WRITTEN EXERCISE: Do any lines in the data below contain "this"? If so, copy every one of them.

(Data records)
━━━━━━━━━━

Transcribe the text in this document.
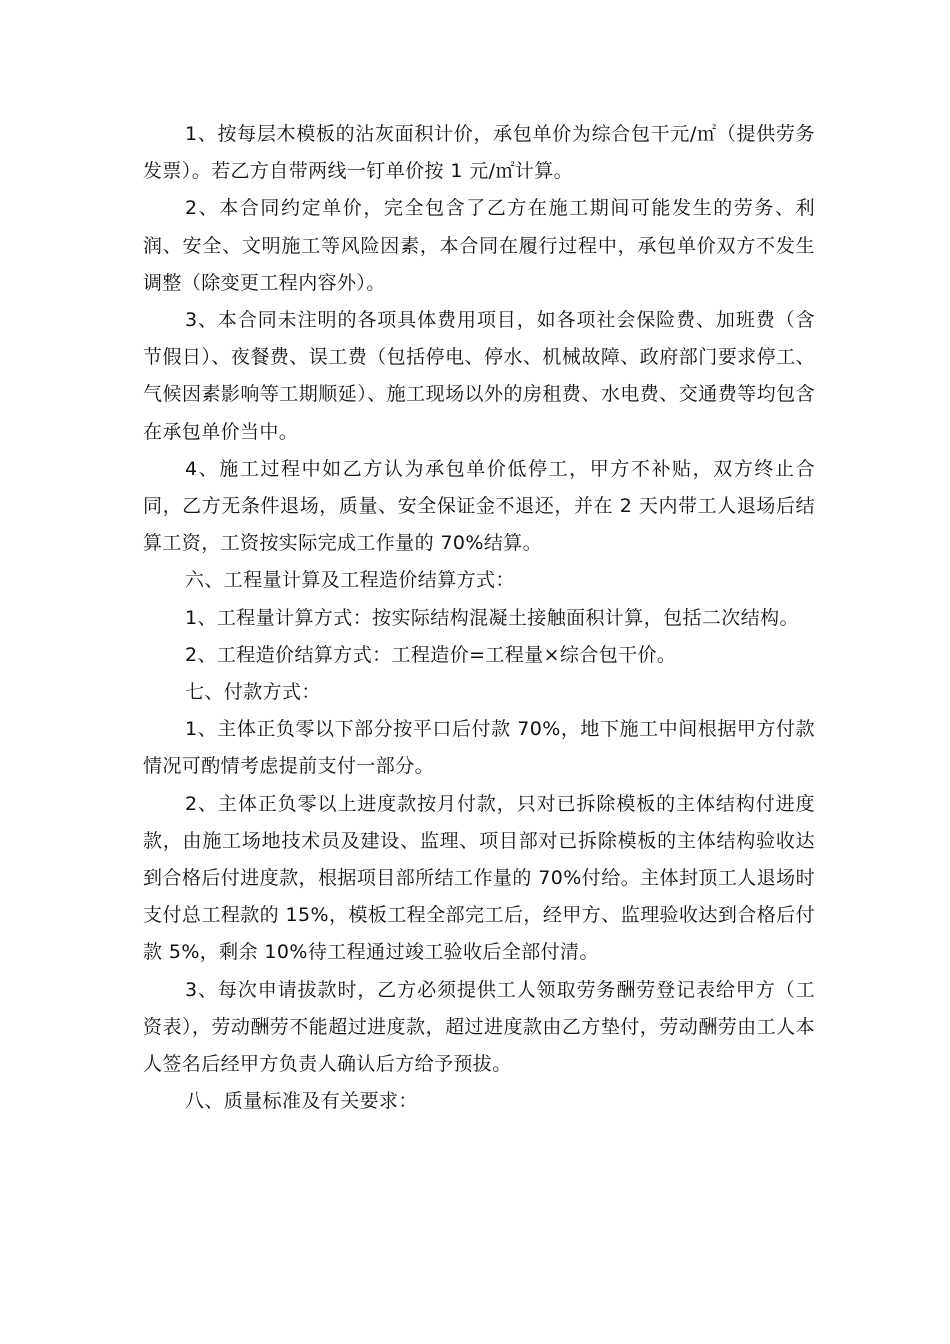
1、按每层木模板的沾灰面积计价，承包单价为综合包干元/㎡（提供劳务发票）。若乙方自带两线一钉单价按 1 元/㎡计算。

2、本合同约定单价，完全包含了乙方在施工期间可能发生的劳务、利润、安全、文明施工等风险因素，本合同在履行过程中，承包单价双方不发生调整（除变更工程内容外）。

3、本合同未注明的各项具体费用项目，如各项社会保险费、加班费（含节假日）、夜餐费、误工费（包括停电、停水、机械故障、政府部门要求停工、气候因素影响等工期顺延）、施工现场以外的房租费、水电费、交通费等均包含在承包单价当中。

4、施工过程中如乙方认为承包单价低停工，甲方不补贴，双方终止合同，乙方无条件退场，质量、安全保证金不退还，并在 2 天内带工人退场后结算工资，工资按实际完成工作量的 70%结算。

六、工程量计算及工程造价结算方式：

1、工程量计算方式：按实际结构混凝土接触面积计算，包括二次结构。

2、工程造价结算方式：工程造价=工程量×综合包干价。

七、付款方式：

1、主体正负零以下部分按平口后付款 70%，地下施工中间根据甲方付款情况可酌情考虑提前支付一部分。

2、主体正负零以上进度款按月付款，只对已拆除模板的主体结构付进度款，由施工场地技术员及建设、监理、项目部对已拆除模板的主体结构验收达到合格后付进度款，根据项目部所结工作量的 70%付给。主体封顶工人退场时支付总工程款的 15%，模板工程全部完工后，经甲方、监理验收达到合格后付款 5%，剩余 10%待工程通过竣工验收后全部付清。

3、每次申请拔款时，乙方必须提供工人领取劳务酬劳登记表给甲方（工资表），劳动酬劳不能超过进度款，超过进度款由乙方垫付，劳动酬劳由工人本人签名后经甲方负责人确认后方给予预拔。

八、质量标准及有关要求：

━━━━━━━━━━

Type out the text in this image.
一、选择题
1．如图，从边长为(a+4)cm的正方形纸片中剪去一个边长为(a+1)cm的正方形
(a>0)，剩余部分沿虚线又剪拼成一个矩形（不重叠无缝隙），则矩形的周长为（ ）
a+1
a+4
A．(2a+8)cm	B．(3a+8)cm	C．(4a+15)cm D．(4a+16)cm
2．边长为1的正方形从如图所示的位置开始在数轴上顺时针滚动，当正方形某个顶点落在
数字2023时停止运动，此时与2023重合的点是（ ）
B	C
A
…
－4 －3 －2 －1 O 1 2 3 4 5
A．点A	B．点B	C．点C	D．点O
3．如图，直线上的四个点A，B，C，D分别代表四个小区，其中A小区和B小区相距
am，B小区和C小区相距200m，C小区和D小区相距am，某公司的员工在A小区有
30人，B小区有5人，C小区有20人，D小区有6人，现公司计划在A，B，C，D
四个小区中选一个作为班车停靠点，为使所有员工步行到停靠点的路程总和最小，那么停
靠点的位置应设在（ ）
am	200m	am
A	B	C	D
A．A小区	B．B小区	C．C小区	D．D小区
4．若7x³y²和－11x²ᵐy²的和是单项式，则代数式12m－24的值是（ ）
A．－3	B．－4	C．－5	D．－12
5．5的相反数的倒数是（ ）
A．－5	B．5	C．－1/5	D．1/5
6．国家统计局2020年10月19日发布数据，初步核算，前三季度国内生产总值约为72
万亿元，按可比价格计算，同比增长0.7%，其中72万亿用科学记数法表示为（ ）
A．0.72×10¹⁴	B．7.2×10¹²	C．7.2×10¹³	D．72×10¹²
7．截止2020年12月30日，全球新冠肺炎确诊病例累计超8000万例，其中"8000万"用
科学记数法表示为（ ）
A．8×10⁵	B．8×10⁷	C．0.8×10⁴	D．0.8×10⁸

━━━━━━━━━━

WRITTEN ANSWER:
Transcribe the text in this document.
Type out the text in this image.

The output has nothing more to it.